==== RECORD EXTRACTS ====
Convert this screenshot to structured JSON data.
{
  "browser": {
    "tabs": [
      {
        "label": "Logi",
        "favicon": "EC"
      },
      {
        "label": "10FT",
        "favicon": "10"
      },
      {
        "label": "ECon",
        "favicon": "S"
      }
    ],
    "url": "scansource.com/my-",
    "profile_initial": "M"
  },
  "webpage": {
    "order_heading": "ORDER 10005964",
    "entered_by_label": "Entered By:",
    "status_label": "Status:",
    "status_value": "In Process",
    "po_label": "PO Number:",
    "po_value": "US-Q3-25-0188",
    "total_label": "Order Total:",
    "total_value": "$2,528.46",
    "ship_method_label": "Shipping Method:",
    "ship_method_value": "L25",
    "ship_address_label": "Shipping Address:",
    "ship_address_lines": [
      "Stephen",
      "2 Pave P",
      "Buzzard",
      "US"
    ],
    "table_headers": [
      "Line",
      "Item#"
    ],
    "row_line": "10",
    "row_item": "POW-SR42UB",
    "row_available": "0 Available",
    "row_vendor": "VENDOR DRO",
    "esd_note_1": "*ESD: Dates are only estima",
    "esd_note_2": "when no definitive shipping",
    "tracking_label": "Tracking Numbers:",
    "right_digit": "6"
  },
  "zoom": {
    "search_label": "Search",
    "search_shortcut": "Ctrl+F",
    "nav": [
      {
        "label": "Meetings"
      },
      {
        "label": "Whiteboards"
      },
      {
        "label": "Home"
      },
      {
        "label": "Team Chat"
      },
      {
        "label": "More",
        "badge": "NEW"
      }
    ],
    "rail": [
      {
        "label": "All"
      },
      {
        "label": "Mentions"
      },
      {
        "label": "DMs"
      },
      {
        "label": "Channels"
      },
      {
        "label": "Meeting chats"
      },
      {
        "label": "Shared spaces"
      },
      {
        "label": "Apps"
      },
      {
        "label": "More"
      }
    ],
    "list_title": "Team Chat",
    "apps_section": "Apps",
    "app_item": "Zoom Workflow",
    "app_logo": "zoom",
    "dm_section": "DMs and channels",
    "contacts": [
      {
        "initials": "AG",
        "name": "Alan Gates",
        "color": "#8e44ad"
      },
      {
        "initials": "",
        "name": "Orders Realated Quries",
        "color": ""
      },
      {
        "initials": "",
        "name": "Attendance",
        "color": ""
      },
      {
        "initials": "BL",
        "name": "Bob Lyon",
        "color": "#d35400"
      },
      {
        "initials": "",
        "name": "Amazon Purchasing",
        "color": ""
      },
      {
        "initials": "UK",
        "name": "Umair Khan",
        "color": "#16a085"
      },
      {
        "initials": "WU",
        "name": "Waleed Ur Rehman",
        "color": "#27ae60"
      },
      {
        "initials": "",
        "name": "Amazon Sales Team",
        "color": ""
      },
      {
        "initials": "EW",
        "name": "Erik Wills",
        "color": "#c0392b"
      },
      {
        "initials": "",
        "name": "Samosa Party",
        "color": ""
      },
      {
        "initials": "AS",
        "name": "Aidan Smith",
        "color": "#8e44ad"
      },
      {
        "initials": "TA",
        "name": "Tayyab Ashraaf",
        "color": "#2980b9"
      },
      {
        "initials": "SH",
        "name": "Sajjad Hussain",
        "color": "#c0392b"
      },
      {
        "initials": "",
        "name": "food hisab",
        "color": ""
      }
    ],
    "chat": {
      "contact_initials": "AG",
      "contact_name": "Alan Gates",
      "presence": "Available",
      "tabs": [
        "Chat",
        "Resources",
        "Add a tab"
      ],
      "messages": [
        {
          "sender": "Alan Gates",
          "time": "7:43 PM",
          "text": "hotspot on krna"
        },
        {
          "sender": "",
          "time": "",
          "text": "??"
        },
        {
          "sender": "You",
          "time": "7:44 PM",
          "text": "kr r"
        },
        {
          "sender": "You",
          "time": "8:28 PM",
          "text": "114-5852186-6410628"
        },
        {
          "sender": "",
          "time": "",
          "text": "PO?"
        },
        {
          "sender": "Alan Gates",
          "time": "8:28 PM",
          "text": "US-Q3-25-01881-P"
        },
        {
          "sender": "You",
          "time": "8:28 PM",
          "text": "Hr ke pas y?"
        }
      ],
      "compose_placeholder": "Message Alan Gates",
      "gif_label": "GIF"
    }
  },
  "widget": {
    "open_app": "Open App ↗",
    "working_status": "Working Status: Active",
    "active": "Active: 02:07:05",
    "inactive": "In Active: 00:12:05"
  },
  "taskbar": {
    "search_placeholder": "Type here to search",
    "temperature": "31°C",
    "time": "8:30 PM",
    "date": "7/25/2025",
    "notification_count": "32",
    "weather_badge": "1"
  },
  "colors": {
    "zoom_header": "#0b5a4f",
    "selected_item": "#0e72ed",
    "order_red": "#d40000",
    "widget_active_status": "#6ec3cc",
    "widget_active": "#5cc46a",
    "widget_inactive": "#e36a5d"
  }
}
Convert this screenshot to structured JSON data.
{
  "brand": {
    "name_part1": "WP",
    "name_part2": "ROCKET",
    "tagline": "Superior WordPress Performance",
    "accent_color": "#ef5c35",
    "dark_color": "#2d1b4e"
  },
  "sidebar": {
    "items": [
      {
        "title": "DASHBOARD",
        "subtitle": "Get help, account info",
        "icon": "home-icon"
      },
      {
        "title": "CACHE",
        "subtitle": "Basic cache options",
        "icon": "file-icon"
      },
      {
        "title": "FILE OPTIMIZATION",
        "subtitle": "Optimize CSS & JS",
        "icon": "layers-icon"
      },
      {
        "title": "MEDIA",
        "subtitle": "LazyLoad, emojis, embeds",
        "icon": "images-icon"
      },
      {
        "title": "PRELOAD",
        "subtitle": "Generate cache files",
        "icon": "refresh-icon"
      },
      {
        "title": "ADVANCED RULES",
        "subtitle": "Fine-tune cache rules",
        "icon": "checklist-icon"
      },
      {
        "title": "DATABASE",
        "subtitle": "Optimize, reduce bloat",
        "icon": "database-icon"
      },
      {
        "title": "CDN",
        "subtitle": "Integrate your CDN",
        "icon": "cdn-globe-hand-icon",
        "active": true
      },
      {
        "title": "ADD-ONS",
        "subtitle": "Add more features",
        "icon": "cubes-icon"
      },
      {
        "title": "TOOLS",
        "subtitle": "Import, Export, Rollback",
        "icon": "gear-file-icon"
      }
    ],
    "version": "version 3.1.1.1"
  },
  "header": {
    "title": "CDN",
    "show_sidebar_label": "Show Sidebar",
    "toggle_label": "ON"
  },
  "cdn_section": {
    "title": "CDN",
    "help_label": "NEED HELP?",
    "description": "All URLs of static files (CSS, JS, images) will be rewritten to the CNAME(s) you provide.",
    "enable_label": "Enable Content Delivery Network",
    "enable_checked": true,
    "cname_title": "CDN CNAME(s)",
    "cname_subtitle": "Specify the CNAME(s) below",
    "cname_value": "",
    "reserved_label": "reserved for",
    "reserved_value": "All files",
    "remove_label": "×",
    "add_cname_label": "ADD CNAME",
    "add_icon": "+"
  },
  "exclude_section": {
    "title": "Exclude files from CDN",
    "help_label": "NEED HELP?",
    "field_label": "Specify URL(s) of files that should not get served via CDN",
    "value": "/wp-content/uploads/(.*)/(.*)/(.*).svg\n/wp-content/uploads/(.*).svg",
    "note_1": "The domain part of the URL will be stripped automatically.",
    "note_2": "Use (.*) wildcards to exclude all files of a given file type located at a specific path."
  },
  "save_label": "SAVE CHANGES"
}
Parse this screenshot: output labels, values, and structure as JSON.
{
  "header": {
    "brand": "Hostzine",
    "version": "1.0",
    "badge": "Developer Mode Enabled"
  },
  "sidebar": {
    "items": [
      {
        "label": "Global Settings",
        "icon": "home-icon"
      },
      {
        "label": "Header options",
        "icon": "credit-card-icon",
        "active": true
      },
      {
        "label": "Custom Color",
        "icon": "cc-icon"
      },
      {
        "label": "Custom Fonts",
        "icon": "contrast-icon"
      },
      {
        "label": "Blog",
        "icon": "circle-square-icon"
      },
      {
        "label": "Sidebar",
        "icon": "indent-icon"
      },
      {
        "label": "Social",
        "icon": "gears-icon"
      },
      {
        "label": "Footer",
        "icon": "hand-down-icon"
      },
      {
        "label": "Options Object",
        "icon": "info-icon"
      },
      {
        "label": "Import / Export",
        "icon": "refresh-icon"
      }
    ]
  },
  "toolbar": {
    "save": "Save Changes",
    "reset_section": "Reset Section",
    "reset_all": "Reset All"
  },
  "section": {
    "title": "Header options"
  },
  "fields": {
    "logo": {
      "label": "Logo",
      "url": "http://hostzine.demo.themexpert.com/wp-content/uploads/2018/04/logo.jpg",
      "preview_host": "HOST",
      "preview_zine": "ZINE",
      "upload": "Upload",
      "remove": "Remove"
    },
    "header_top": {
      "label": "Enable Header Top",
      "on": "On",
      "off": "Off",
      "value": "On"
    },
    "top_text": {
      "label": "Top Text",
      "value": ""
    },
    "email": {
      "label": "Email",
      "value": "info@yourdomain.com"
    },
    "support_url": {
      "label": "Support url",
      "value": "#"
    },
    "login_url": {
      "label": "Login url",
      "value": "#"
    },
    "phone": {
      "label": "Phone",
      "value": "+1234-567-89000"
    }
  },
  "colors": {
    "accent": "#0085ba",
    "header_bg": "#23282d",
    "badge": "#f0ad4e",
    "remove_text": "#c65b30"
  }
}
====
## TASK TO COMPLETE
List all lines holding the string "files".

## RESPONSE BELOW
        "subtitle": "Generate cache files",
    "description": "All URLs of static files (CSS, JS, images) will be rewritten to the CNAME(s) you provide.",
    "reserved_value": "All files",
    "title": "Exclude files from CDN",
    "field_label": "Specify URL(s) of files that should not get served via CDN",
    "note_2": "Use (.*) wildcards to exclude all files of a given file type located at a specific path."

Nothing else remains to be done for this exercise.